'''

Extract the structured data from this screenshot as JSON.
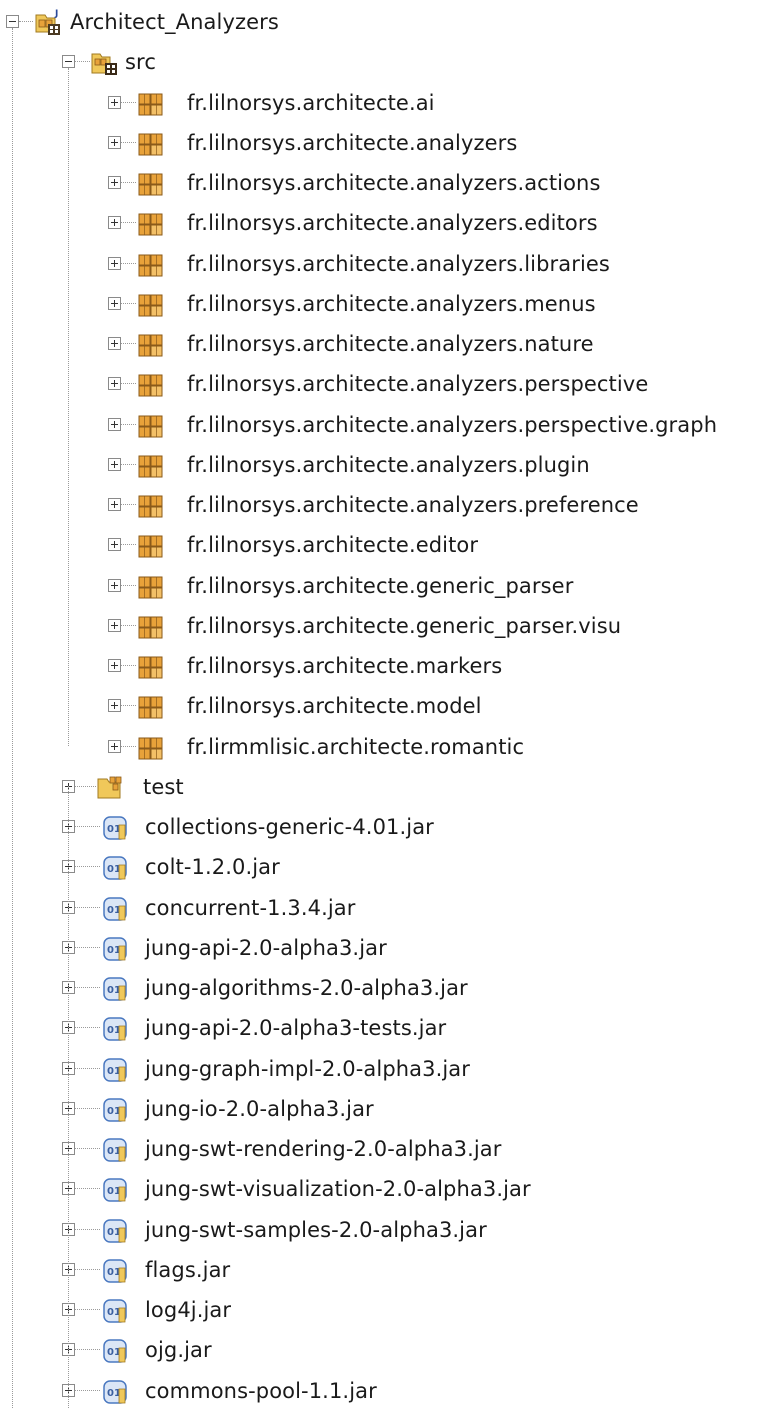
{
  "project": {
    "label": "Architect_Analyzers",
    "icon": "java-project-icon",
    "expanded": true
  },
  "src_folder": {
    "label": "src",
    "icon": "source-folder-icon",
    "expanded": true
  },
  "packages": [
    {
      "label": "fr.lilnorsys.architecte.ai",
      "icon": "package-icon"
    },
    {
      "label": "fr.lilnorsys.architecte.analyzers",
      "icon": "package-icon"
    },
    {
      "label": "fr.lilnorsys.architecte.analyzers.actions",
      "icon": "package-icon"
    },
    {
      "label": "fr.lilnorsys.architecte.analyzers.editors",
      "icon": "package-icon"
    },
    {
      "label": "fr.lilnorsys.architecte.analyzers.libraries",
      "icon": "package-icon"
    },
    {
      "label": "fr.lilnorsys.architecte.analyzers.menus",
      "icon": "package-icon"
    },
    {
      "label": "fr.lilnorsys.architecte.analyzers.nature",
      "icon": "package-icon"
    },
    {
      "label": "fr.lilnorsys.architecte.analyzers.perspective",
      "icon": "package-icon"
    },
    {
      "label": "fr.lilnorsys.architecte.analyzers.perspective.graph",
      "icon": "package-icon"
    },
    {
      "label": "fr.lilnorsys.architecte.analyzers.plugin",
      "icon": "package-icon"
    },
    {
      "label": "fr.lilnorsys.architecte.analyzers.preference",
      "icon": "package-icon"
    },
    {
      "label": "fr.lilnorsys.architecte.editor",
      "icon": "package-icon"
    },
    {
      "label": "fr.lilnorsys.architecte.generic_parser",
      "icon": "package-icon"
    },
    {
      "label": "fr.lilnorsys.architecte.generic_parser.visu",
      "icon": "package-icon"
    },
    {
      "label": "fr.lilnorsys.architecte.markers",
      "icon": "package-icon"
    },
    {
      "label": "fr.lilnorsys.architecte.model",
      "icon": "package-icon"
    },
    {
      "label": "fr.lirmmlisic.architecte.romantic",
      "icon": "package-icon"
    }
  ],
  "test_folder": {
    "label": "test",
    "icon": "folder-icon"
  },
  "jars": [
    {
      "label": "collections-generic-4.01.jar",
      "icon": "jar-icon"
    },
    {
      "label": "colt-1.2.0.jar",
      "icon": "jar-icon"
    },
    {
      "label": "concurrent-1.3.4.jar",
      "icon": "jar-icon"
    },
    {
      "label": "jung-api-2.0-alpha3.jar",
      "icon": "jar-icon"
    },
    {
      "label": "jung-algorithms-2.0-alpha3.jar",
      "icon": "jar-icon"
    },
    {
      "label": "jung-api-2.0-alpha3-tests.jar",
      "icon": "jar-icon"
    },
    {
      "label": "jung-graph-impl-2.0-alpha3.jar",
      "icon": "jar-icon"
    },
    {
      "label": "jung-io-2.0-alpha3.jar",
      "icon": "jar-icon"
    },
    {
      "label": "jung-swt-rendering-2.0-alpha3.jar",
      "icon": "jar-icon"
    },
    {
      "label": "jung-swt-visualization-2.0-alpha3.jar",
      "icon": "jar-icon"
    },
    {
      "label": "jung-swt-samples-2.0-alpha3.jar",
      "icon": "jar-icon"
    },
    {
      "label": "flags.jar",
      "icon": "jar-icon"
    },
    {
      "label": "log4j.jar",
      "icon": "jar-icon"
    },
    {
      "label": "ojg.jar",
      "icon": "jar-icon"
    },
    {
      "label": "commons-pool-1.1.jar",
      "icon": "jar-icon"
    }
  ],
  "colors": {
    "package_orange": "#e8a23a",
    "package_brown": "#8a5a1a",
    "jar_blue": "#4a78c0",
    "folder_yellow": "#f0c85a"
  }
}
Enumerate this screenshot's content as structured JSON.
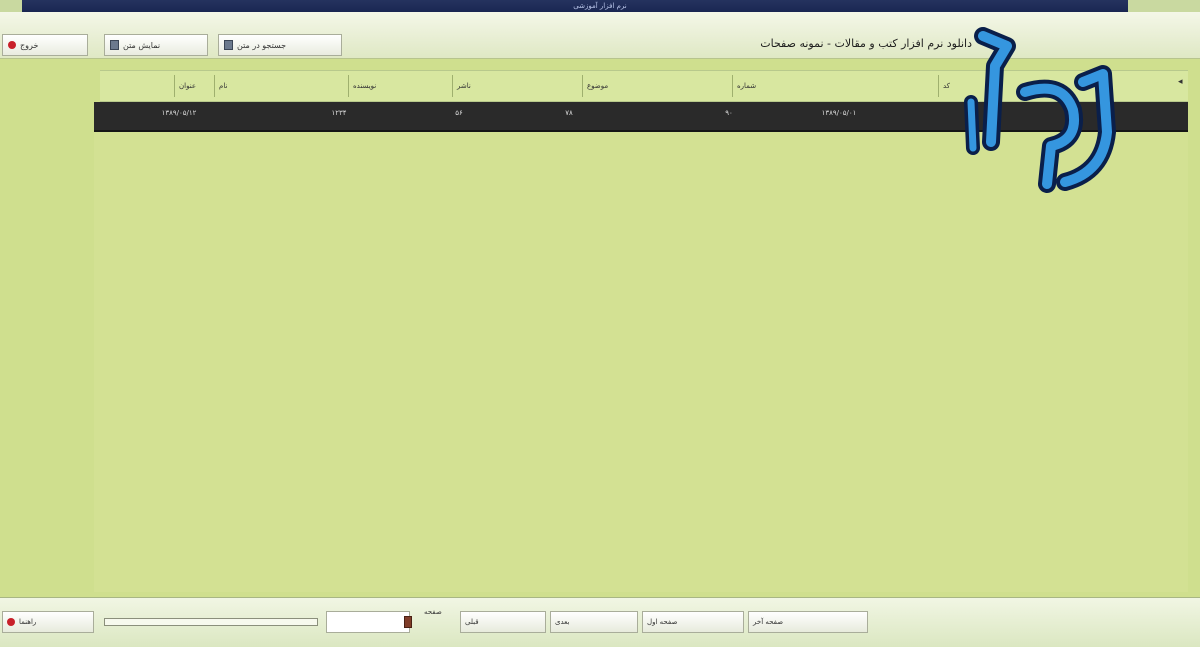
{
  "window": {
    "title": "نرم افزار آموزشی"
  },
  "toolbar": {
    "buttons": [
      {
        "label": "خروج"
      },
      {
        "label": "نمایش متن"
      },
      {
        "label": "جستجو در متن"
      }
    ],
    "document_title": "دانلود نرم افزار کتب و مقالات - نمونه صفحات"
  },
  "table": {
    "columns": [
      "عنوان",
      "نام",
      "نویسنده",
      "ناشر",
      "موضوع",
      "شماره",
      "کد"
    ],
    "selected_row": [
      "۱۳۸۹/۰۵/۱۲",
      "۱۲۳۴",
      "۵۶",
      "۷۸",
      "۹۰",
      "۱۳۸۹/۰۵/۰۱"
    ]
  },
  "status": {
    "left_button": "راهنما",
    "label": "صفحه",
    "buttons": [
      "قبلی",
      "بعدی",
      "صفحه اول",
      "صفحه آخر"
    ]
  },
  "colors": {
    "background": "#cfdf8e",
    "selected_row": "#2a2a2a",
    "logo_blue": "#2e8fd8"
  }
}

'''

### Objective
Keep only those lines of the records that hold "perspective", and return them.

### Reply to the task
      "label": "fr.lilnorsys.architecte.analyzers.perspective",
      "label": "fr.lilnorsys.architecte.analyzers.perspective.graph",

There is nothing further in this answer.